Dataset excerpt:
--- BEGIN ---

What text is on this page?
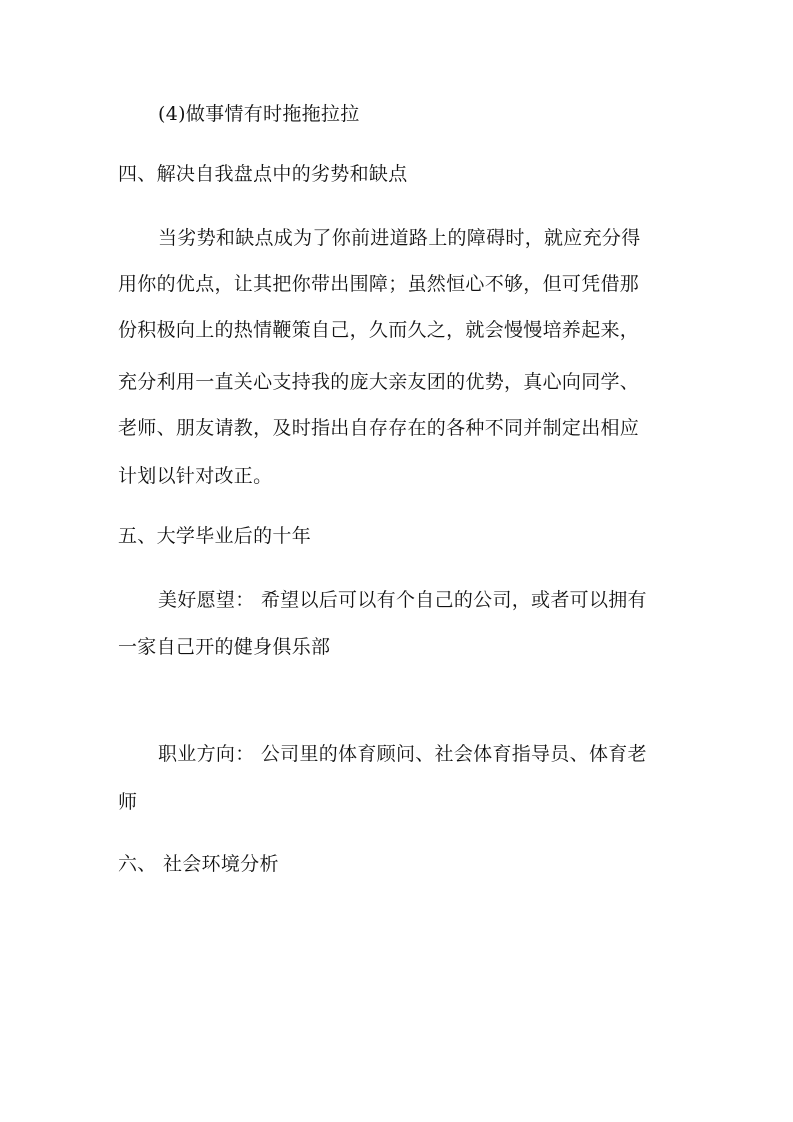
(4)做事情有时拖拖拉拉
四、解决自我盘点中的劣势和缺点
当劣势和缺点成为了你前进道路上的障碍时，就应充分得
用你的优点，让其把你带出围障；虽然恒心不够，但可凭借那
份积极向上的热情鞭策自己，久而久之，就会慢慢培养起来，
充分利用一直关心支持我的庞大亲友团的优势，真心向同学、
老师、朋友请教，及时指出自存存在的各种不同并制定出相应
计划以针对改正。
五、大学毕业后的十年
美好愿望： 希望以后可以有个自己的公司，或者可以拥有
一家自己开的健身俱乐部
职业方向： 公司里的体育顾问、社会体育指导员、体育老
师
六、 社会环境分析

--- END ---

Copy everything in the records above except the pictures, exactly as written.

What text is on this page?
(4)做事情有时拖拖拉拉
四、解决自我盘点中的劣势和缺点
当劣势和缺点成为了你前进道路上的障碍时，就应充分得
用你的优点，让其把你带出围障；虽然恒心不够，但可凭借那
份积极向上的热情鞭策自己，久而久之，就会慢慢培养起来，
充分利用一直关心支持我的庞大亲友团的优势，真心向同学、
老师、朋友请教，及时指出自存存在的各种不同并制定出相应
计划以针对改正。
五、大学毕业后的十年
美好愿望： 希望以后可以有个自己的公司，或者可以拥有
一家自己开的健身俱乐部
职业方向： 公司里的体育顾问、社会体育指导员、体育老
师
六、 社会环境分析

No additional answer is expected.